**Challenge:** Please reproduce every record, keeping each one exactly as written.

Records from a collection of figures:
===
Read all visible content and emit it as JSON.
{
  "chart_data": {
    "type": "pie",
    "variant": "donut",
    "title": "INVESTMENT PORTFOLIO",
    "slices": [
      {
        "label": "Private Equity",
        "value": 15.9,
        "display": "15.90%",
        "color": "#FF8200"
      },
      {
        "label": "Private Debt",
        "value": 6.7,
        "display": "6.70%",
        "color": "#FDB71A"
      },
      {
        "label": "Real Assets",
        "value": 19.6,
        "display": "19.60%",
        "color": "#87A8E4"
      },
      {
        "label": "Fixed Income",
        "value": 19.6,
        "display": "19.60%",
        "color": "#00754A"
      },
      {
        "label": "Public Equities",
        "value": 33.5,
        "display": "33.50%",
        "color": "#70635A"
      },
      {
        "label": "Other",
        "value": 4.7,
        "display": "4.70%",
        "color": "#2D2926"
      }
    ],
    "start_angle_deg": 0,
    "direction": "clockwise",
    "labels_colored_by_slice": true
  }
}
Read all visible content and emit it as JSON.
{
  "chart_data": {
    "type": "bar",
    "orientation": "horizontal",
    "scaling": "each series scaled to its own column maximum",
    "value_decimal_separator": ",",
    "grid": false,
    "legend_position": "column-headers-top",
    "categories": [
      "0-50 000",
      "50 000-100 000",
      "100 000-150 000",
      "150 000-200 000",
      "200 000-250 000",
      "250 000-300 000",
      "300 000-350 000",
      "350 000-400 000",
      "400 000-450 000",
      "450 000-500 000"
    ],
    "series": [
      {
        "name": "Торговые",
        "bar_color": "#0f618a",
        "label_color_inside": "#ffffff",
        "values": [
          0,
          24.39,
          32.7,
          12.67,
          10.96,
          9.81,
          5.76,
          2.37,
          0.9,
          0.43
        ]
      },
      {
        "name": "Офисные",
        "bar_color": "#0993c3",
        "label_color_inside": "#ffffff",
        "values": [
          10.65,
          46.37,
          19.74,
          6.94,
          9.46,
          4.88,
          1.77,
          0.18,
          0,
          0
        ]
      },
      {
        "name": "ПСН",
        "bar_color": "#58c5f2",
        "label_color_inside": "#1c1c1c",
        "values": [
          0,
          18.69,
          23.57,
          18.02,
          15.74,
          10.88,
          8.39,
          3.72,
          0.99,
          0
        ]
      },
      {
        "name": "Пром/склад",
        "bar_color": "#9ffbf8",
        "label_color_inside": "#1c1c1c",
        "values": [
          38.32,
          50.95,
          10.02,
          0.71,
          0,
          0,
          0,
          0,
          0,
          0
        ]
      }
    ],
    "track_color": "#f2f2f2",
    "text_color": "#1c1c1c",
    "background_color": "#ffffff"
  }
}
===
**Written answer:**
Read all visible content and emit it as JSON.
{
  "chart_data": {
    "type": "pie",
    "variant": "donut",
    "title": "INVESTMENT PORTFOLIO",
    "slices": [
      {
        "label": "Private Equity",
        "value": 15.9,
        "display": "15.90%",
        "color": "#FF8200"
      },
      {
        "label": "Private Debt",
        "value": 6.7,
        "display": "6.70%",
        "color": "#FDB71A"
      },
      {
        "label": "Real Assets",
        "value": 19.6,
        "display": "19.60%",
        "color": "#87A8E4"
      },
      {
        "label": "Fixed Income",
        "value": 19.6,
        "display": "19.60%",
        "color": "#00754A"
      },
      {
        "label": "Public Equities",
        "value": 33.5,
        "display": "33.50%",
        "color": "#70635A"
      },
      {
        "label": "Other",
        "value": 4.7,
        "display": "4.70%",
        "color": "#2D2926"
      }
    ],
    "start_angle_deg": 0,
    "direction": "clockwise",
    "labels_colored_by_slice": true
  }
}
Read all visible content and emit it as JSON.
{
  "chart_data": {
    "type": "bar",
    "orientation": "horizontal",
    "scaling": "each series scaled to its own column maximum",
    "value_decimal_separator": ",",
    "grid": false,
    "legend_position": "column-headers-top",
    "categories": [
      "0-50 000",
      "50 000-100 000",
      "100 000-150 000",
      "150 000-200 000",
      "200 000-250 000",
      "250 000-300 000",
      "300 000-350 000",
      "350 000-400 000",
      "400 000-450 000",
      "450 000-500 000"
    ],
    "series": [
      {
        "name": "Торговые",
        "bar_color": "#0f618a",
        "label_color_inside": "#ffffff",
        "values": [
          0,
          24.39,
          32.7,
          12.67,
          10.96,
          9.81,
          5.76,
          2.37,
          0.9,
          0.43
        ]
      },
      {
        "name": "Офисные",
        "bar_color": "#0993c3",
        "label_color_inside": "#ffffff",
        "values": [
          10.65,
          46.37,
          19.74,
          6.94,
          9.46,
          4.88,
          1.77,
          0.18,
          0,
          0
        ]
      },
      {
        "name": "ПСН",
        "bar_color": "#58c5f2",
        "label_color_inside": "#1c1c1c",
        "values": [
          0,
          18.69,
          23.57,
          18.02,
          15.74,
          10.88,
          8.39,
          3.72,
          0.99,
          0
        ]
      },
      {
        "name": "Пром/склад",
        "bar_color": "#9ffbf8",
        "label_color_inside": "#1c1c1c",
        "values": [
          38.32,
          50.95,
          10.02,
          0.71,
          0,
          0,
          0,
          0,
          0,
          0
        ]
      }
    ],
    "track_color": "#f2f2f2",
    "text_color": "#1c1c1c",
    "background_color": "#ffffff"
  }
}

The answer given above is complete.